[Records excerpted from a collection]
....................

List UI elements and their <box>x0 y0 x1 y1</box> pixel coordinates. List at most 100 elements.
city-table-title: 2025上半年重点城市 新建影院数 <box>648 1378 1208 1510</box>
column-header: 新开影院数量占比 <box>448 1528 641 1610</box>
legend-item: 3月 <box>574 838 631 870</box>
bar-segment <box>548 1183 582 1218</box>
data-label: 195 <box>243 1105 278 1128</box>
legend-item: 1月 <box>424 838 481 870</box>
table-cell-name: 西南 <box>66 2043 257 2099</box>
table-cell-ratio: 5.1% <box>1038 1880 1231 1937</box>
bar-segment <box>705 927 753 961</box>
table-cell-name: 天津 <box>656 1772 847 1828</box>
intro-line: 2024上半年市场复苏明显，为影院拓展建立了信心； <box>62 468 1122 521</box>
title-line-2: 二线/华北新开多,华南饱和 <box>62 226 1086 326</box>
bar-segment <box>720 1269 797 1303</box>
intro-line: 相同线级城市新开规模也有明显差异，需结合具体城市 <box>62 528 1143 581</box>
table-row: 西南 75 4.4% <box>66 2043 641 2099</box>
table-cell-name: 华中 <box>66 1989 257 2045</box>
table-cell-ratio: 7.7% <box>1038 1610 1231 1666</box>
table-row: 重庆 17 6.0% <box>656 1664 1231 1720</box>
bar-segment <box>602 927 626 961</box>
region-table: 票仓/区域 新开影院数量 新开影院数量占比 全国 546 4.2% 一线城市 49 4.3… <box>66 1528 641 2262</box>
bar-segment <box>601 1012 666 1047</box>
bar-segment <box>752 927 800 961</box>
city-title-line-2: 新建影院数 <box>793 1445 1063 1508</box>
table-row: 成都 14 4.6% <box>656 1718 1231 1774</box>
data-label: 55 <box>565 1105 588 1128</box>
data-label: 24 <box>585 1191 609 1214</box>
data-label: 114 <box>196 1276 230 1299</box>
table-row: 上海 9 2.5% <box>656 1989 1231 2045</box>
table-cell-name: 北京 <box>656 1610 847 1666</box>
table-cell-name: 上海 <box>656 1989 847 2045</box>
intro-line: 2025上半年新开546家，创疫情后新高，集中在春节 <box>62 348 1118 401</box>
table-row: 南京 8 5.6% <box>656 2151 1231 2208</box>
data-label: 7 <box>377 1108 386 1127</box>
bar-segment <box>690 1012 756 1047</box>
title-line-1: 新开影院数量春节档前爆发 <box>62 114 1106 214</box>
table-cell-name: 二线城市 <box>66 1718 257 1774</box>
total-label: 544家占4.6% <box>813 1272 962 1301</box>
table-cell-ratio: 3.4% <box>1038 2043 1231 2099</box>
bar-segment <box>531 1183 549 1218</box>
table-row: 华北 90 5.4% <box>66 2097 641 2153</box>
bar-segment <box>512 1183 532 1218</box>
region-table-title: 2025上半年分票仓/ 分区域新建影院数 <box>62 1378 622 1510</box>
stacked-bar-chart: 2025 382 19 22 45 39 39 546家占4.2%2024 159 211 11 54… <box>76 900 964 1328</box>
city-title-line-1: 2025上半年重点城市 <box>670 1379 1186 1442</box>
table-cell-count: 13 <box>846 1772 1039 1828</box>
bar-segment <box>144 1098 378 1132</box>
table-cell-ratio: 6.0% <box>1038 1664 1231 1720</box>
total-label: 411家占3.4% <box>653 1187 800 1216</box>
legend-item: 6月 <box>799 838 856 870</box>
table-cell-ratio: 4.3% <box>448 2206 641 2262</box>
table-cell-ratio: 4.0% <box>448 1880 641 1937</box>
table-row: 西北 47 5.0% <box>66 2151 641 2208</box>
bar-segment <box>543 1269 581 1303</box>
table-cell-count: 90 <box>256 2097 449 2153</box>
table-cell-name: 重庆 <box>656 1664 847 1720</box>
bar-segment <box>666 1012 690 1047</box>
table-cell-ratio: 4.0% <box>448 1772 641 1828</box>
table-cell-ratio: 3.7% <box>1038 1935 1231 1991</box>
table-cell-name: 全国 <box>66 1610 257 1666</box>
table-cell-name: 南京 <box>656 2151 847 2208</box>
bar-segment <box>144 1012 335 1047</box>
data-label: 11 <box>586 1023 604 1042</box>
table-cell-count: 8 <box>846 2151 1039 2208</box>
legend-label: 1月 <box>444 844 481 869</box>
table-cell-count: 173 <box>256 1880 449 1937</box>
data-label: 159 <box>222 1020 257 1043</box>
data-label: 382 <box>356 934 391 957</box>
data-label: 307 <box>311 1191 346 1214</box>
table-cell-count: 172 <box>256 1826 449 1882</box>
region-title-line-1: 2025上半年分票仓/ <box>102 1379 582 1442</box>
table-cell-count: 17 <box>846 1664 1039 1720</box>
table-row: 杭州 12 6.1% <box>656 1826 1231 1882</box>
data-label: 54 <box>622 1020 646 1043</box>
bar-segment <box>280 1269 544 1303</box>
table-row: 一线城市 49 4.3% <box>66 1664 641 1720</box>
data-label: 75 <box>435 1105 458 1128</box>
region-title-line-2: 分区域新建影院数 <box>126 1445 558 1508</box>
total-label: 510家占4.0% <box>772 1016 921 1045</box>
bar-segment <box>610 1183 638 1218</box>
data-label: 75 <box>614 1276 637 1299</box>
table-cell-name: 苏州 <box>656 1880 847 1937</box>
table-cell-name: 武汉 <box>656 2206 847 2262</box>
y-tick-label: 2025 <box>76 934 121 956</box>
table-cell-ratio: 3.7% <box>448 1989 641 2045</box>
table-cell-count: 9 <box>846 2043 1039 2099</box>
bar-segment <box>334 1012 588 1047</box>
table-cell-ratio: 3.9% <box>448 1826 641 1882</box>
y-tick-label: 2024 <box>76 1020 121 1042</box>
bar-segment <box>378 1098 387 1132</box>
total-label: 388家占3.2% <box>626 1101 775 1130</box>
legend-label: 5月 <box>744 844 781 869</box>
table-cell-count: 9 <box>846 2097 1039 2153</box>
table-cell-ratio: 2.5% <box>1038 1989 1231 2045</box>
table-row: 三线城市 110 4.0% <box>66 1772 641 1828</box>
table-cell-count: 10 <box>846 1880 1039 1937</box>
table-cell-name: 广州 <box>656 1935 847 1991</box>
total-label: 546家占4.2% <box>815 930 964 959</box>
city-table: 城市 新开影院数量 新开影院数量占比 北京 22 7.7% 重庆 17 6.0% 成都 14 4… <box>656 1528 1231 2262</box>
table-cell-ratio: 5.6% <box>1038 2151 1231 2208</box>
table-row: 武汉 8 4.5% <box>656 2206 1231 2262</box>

....................

◆ Exercise details
Transcribe, character for character, the stretch of the listing from its first line through the line containing "intro-line: 2024上半年市场复苏明显，为影院拓展建立了信心； <box>62", including both of those lines.

◆ Answer to this problem
List UI elements and their <box>x0 y0 x1 y1</box> pixel coordinates. List at most 100 elements.
city-table-title: 2025上半年重点城市 新建影院数 <box>648 1378 1208 1510</box>
column-header: 新开影院数量占比 <box>448 1528 641 1610</box>
legend-item: 3月 <box>574 838 631 870</box>
bar-segment <box>548 1183 582 1218</box>
data-label: 195 <box>243 1105 278 1128</box>
legend-item: 1月 <box>424 838 481 870</box>
table-cell-name: 西南 <box>66 2043 257 2099</box>
table-cell-ratio: 5.1% <box>1038 1880 1231 1937</box>
bar-segment <box>705 927 753 961</box>
table-cell-name: 天津 <box>656 1772 847 1828</box>
intro-line: 2024上半年市场复苏明显，为影院拓展建立了信心； <box>62 468 1122 521</box>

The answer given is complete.